What you will do | Count how many lines in the material below hold the word "версия"; the reply is that number alone.

Extracted records
- - - - -
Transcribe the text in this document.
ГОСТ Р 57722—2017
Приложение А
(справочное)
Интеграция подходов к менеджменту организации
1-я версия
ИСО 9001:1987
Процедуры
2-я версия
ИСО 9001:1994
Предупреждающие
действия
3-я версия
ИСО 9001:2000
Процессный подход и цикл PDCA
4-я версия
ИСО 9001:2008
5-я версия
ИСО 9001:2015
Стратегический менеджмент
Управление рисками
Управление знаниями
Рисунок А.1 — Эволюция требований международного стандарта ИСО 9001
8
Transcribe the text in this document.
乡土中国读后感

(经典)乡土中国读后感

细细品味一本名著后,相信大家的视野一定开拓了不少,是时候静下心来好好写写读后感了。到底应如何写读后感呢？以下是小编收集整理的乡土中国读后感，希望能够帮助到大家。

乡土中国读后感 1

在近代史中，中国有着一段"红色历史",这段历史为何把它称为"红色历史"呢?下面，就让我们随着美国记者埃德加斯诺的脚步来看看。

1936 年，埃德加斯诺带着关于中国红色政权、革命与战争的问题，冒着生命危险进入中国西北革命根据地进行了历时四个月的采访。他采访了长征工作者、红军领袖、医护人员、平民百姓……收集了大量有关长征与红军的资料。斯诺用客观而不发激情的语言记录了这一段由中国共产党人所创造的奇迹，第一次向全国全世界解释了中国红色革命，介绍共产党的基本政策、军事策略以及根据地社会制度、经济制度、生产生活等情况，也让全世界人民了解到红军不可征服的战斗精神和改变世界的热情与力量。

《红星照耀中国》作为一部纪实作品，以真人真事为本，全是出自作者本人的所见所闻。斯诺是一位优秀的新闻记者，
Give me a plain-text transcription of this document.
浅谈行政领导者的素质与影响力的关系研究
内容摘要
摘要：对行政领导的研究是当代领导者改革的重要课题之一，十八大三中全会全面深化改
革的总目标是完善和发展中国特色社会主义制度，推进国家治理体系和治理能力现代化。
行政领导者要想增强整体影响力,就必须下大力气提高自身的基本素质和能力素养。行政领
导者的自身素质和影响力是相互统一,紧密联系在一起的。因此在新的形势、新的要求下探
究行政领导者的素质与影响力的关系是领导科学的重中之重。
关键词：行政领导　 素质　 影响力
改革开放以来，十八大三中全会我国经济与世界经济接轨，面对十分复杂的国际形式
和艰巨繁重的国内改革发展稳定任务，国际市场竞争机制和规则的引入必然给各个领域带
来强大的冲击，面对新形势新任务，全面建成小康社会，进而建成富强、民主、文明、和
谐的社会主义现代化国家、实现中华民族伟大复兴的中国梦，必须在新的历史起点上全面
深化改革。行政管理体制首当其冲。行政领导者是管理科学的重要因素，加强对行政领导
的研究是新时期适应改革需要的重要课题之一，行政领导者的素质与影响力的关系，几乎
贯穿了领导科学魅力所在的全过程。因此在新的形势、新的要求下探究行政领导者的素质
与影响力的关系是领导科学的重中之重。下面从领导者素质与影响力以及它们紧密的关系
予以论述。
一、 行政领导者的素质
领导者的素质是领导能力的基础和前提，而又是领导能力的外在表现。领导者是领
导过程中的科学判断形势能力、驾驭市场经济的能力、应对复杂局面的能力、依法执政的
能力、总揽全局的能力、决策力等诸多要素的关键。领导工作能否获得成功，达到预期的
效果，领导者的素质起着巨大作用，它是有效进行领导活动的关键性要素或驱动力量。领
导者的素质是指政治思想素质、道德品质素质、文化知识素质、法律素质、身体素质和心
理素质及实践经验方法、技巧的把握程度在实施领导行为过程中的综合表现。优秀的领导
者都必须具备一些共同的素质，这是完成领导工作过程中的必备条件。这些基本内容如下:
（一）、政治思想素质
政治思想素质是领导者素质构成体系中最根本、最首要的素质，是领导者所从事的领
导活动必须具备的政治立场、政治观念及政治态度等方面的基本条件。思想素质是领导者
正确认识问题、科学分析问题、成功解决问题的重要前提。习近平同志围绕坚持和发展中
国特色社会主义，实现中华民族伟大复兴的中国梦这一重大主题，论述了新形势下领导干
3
- - - - -
Result of the exercise | 5